→ **Dataset excerpts**:
· · · ·

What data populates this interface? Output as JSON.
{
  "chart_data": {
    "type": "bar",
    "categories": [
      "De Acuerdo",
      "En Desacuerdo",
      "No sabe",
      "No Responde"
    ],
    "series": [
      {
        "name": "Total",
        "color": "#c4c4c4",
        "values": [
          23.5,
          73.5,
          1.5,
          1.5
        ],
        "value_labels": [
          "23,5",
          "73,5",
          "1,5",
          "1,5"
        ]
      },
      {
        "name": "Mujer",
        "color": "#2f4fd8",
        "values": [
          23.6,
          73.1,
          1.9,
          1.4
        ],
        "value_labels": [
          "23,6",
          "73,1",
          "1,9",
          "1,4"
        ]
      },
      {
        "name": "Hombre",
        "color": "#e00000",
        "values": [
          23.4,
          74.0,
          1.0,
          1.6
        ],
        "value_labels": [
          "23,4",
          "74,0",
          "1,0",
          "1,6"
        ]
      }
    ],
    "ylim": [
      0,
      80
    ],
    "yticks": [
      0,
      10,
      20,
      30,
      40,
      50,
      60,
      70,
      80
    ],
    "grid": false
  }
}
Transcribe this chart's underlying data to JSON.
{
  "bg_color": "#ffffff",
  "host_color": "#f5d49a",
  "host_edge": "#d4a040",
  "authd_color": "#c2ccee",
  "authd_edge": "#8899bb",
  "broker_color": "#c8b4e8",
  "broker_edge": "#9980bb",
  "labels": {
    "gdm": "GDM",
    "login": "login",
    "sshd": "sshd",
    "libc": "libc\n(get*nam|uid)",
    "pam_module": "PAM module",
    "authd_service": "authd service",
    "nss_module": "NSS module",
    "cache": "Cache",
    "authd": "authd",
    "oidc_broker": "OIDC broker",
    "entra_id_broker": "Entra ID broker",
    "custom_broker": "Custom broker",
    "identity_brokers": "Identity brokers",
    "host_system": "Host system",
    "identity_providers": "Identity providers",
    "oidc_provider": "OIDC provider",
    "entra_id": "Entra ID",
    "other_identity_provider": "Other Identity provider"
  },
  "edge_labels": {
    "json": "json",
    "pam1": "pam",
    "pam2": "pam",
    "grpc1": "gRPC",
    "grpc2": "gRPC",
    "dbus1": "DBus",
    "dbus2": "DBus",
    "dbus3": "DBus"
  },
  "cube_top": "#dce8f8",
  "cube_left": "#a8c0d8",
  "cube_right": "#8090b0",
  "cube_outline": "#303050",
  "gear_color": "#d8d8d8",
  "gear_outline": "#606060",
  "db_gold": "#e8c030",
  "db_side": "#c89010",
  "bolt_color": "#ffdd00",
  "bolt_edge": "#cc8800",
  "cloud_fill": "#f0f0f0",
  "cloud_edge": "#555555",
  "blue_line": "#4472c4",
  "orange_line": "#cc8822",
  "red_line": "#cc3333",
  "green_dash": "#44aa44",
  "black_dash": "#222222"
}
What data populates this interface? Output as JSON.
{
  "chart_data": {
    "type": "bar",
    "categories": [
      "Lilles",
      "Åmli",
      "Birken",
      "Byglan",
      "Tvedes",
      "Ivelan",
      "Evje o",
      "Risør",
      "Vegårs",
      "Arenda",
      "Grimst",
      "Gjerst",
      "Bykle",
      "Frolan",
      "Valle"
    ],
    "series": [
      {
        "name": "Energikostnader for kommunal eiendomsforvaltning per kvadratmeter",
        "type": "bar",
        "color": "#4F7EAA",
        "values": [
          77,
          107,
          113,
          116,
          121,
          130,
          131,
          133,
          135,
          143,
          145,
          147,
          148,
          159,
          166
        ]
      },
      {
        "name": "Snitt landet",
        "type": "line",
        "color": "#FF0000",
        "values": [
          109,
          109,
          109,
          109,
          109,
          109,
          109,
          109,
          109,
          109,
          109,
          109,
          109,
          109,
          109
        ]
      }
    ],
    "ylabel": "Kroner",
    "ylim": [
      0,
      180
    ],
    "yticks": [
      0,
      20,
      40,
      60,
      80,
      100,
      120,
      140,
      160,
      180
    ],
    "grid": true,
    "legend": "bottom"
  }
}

· · · ·

Copy out all of the records shown above exactly.

→ **Response to the task**:
What data populates this interface? Output as JSON.
{
  "chart_data": {
    "type": "bar",
    "categories": [
      "De Acuerdo",
      "En Desacuerdo",
      "No sabe",
      "No Responde"
    ],
    "series": [
      {
        "name": "Total",
        "color": "#c4c4c4",
        "values": [
          23.5,
          73.5,
          1.5,
          1.5
        ],
        "value_labels": [
          "23,5",
          "73,5",
          "1,5",
          "1,5"
        ]
      },
      {
        "name": "Mujer",
        "color": "#2f4fd8",
        "values": [
          23.6,
          73.1,
          1.9,
          1.4
        ],
        "value_labels": [
          "23,6",
          "73,1",
          "1,9",
          "1,4"
        ]
      },
      {
        "name": "Hombre",
        "color": "#e00000",
        "values": [
          23.4,
          74.0,
          1.0,
          1.6
        ],
        "value_labels": [
          "23,4",
          "74,0",
          "1,0",
          "1,6"
        ]
      }
    ],
    "ylim": [
      0,
      80
    ],
    "yticks": [
      0,
      10,
      20,
      30,
      40,
      50,
      60,
      70,
      80
    ],
    "grid": false
  }
}
Transcribe this chart's underlying data to JSON.
{
  "bg_color": "#ffffff",
  "host_color": "#f5d49a",
  "host_edge": "#d4a040",
  "authd_color": "#c2ccee",
  "authd_edge": "#8899bb",
  "broker_color": "#c8b4e8",
  "broker_edge": "#9980bb",
  "labels": {
    "gdm": "GDM",
    "login": "login",
    "sshd": "sshd",
    "libc": "libc\n(get*nam|uid)",
    "pam_module": "PAM module",
    "authd_service": "authd service",
    "nss_module": "NSS module",
    "cache": "Cache",
    "authd": "authd",
    "oidc_broker": "OIDC broker",
    "entra_id_broker": "Entra ID broker",
    "custom_broker": "Custom broker",
    "identity_brokers": "Identity brokers",
    "host_system": "Host system",
    "identity_providers": "Identity providers",
    "oidc_provider": "OIDC provider",
    "entra_id": "Entra ID",
    "other_identity_provider": "Other Identity provider"
  },
  "edge_labels": {
    "json": "json",
    "pam1": "pam",
    "pam2": "pam",
    "grpc1": "gRPC",
    "grpc2": "gRPC",
    "dbus1": "DBus",
    "dbus2": "DBus",
    "dbus3": "DBus"
  },
  "cube_top": "#dce8f8",
  "cube_left": "#a8c0d8",
  "cube_right": "#8090b0",
  "cube_outline": "#303050",
  "gear_color": "#d8d8d8",
  "gear_outline": "#606060",
  "db_gold": "#e8c030",
  "db_side": "#c89010",
  "bolt_color": "#ffdd00",
  "bolt_edge": "#cc8800",
  "cloud_fill": "#f0f0f0",
  "cloud_edge": "#555555",
  "blue_line": "#4472c4",
  "orange_line": "#cc8822",
  "red_line": "#cc3333",
  "green_dash": "#44aa44",
  "black_dash": "#222222"
}
What data populates this interface? Output as JSON.
{
  "chart_data": {
    "type": "bar",
    "categories": [
      "Lilles",
      "Åmli",
      "Birken",
      "Byglan",
      "Tvedes",
      "Ivelan",
      "Evje o",
      "Risør",
      "Vegårs",
      "Arenda",
      "Grimst",
      "Gjerst",
      "Bykle",
      "Frolan",
      "Valle"
    ],
    "series": [
      {
        "name": "Energikostnader for kommunal eiendomsforvaltning per kvadratmeter",
        "type": "bar",
        "color": "#4F7EAA",
        "values": [
          77,
          107,
          113,
          116,
          121,
          130,
          131,
          133,
          135,
          143,
          145,
          147,
          148,
          159,
          166
        ]
      },
      {
        "name": "Snitt landet",
        "type": "line",
        "color": "#FF0000",
        "values": [
          109,
          109,
          109,
          109,
          109,
          109,
          109,
          109,
          109,
          109,
          109,
          109,
          109,
          109,
          109
        ]
      }
    ],
    "ylabel": "Kroner",
    "ylim": [
      0,
      180
    ],
    "yticks": [
      0,
      20,
      40,
      60,
      80,
      100,
      120,
      140,
      160,
      180
    ],
    "grid": true,
    "legend": "bottom"
  }
}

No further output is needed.